Each line that follows should be printed again exactly as it stands.
* Start Records *
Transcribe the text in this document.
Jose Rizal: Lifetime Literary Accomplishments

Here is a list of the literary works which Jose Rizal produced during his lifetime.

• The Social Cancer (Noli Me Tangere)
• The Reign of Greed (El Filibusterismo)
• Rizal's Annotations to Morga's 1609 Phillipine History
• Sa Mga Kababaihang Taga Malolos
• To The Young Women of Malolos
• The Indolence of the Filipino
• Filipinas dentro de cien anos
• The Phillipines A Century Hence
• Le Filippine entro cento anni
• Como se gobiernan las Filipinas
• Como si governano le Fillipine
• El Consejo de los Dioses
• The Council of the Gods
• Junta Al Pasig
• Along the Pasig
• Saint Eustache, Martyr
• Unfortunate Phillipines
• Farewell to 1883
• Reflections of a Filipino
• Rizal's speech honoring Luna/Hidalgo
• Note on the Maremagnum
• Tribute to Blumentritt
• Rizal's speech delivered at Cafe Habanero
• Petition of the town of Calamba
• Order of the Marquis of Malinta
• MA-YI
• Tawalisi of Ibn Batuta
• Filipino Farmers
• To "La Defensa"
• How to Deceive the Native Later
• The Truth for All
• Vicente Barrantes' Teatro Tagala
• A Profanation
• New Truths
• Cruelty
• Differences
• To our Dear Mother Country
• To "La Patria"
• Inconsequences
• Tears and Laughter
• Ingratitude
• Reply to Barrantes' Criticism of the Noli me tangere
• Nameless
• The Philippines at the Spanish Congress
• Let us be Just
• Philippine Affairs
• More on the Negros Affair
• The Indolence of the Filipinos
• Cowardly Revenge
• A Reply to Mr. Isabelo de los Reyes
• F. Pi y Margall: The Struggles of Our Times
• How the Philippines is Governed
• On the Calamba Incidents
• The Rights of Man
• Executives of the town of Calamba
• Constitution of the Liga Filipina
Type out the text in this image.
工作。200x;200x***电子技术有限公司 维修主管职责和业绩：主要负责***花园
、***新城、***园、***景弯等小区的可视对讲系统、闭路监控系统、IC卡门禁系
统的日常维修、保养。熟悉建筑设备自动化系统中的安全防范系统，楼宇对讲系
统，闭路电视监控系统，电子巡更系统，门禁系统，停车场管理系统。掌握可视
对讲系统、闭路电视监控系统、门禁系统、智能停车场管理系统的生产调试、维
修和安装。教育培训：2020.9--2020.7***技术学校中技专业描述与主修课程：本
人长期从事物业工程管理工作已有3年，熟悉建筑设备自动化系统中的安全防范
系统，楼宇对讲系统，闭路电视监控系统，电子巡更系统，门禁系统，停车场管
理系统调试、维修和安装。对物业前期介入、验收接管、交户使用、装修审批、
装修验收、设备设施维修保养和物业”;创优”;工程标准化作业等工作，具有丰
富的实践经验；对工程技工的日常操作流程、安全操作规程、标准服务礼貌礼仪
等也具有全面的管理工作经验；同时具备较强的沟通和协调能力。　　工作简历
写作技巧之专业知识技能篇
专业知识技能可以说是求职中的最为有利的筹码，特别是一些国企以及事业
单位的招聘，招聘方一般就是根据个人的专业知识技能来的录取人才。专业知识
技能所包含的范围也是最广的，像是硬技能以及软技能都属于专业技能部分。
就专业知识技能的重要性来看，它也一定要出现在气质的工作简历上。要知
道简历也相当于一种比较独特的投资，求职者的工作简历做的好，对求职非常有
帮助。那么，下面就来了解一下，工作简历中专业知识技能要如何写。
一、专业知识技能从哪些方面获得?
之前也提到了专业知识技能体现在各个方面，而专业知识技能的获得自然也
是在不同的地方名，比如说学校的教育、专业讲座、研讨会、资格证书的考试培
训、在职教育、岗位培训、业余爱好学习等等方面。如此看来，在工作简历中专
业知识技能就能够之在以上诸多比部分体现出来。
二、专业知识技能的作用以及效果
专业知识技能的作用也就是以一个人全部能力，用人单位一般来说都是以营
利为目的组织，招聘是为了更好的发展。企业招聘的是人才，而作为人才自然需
* End Records *
Result of this task:
Transcribe the text in this document.
Jose Rizal: Lifetime Literary Accomplishments

Here is a list of the literary works which Jose Rizal produced during his lifetime.

• The Social Cancer (Noli Me Tangere)
• The Reign of Greed (El Filibusterismo)
• Rizal's Annotations to Morga's 1609 Phillipine History
• Sa Mga Kababaihang Taga Malolos
• To The Young Women of Malolos
• The Indolence of the Filipino
• Filipinas dentro de cien anos
• The Phillipines A Century Hence
• Le Filippine entro cento anni
• Como se gobiernan las Filipinas
• Como si governano le Fillipine
• El Consejo de los Dioses
• The Council of the Gods
• Junta Al Pasig
• Along the Pasig
• Saint Eustache, Martyr
• Unfortunate Phillipines
• Farewell to 1883
• Reflections of a Filipino
• Rizal's speech honoring Luna/Hidalgo
• Note on the Maremagnum
• Tribute to Blumentritt
• Rizal's speech delivered at Cafe Habanero
• Petition of the town of Calamba
• Order of the Marquis of Malinta
• MA-YI
• Tawalisi of Ibn Batuta
• Filipino Farmers
• To "La Defensa"
• How to Deceive the Native Later
• The Truth for All
• Vicente Barrantes' Teatro Tagala
• A Profanation
• New Truths
• Cruelty
• Differences
• To our Dear Mother Country
• To "La Patria"
• Inconsequences
• Tears and Laughter
• Ingratitude
• Reply to Barrantes' Criticism of the Noli me tangere
• Nameless
• The Philippines at the Spanish Congress
• Let us be Just
• Philippine Affairs
• More on the Negros Affair
• The Indolence of the Filipinos
• Cowardly Revenge
• A Reply to Mr. Isabelo de los Reyes
• F. Pi y Margall: The Struggles of Our Times
• How the Philippines is Governed
• On the Calamba Incidents
• The Rights of Man
• Executives of the town of Calamba
• Constitution of the Liga Filipina
Type out the text in this image.
工作。200x;200x***电子技术有限公司 维修主管职责和业绩：主要负责***花园
、***新城、***园、***景弯等小区的可视对讲系统、闭路监控系统、IC卡门禁系
统的日常维修、保养。熟悉建筑设备自动化系统中的安全防范系统，楼宇对讲系
统，闭路电视监控系统，电子巡更系统，门禁系统，停车场管理系统。掌握可视
对讲系统、闭路电视监控系统、门禁系统、智能停车场管理系统的生产调试、维
修和安装。教育培训：2020.9--2020.7***技术学校中技专业描述与主修课程：本
人长期从事物业工程管理工作已有3年，熟悉建筑设备自动化系统中的安全防范
系统，楼宇对讲系统，闭路电视监控系统，电子巡更系统，门禁系统，停车场管
理系统调试、维修和安装。对物业前期介入、验收接管、交户使用、装修审批、
装修验收、设备设施维修保养和物业”;创优”;工程标准化作业等工作，具有丰
富的实践经验；对工程技工的日常操作流程、安全操作规程、标准服务礼貌礼仪
等也具有全面的管理工作经验；同时具备较强的沟通和协调能力。　　工作简历
写作技巧之专业知识技能篇
专业知识技能可以说是求职中的最为有利的筹码，特别是一些国企以及事业
单位的招聘，招聘方一般就是根据个人的专业知识技能来的录取人才。专业知识
技能所包含的范围也是最广的，像是硬技能以及软技能都属于专业技能部分。
就专业知识技能的重要性来看，它也一定要出现在气质的工作简历上。要知
道简历也相当于一种比较独特的投资，求职者的工作简历做的好，对求职非常有
帮助。那么，下面就来了解一下，工作简历中专业知识技能要如何写。
一、专业知识技能从哪些方面获得?
之前也提到了专业知识技能体现在各个方面，而专业知识技能的获得自然也
是在不同的地方名，比如说学校的教育、专业讲座、研讨会、资格证书的考试培
训、在职教育、岗位培训、业余爱好学习等等方面。如此看来，在工作简历中专
业知识技能就能够之在以上诸多比部分体现出来。
二、专业知识技能的作用以及效果
专业知识技能的作用也就是以一个人全部能力，用人单位一般来说都是以营
利为目的组织，招聘是为了更好的发展。企业招聘的是人才，而作为人才自然需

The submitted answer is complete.